Records about charts and figures:
####################
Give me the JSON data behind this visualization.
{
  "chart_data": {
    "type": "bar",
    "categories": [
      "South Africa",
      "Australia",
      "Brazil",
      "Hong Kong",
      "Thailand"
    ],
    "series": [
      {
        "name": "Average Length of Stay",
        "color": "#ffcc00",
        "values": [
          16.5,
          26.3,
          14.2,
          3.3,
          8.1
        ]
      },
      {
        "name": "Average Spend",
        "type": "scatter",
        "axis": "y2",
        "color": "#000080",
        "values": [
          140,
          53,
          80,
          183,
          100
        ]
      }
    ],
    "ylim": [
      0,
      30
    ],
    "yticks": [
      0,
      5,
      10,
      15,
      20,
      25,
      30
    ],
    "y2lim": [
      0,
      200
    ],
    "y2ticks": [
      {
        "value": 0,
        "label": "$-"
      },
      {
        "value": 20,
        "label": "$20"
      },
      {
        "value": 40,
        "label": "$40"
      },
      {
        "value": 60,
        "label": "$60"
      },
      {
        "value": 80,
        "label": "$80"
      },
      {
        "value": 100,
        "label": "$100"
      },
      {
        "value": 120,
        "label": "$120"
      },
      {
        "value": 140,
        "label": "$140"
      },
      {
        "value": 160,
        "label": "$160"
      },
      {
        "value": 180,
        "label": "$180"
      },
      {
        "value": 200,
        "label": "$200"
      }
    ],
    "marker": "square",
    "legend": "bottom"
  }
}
####################
__EXERCISE AIM__: Reproduce each record shown above without altering a single word.

__RESULT BELOW__:
Give me the JSON data behind this visualization.
{
  "chart_data": {
    "type": "bar",
    "categories": [
      "South Africa",
      "Australia",
      "Brazil",
      "Hong Kong",
      "Thailand"
    ],
    "series": [
      {
        "name": "Average Length of Stay",
        "color": "#ffcc00",
        "values": [
          16.5,
          26.3,
          14.2,
          3.3,
          8.1
        ]
      },
      {
        "name": "Average Spend",
        "type": "scatter",
        "axis": "y2",
        "color": "#000080",
        "values": [
          140,
          53,
          80,
          183,
          100
        ]
      }
    ],
    "ylim": [
      0,
      30
    ],
    "yticks": [
      0,
      5,
      10,
      15,
      20,
      25,
      30
    ],
    "y2lim": [
      0,
      200
    ],
    "y2ticks": [
      {
        "value": 0,
        "label": "$-"
      },
      {
        "value": 20,
        "label": "$20"
      },
      {
        "value": 40,
        "label": "$40"
      },
      {
        "value": 60,
        "label": "$60"
      },
      {
        "value": 80,
        "label": "$80"
      },
      {
        "value": 100,
        "label": "$100"
      },
      {
        "value": 120,
        "label": "$120"
      },
      {
        "value": 140,
        "label": "$140"
      },
      {
        "value": 160,
        "label": "$160"
      },
      {
        "value": 180,
        "label": "$180"
      },
      {
        "value": 200,
        "label": "$200"
      }
    ],
    "marker": "square",
    "legend": "bottom"
  }
}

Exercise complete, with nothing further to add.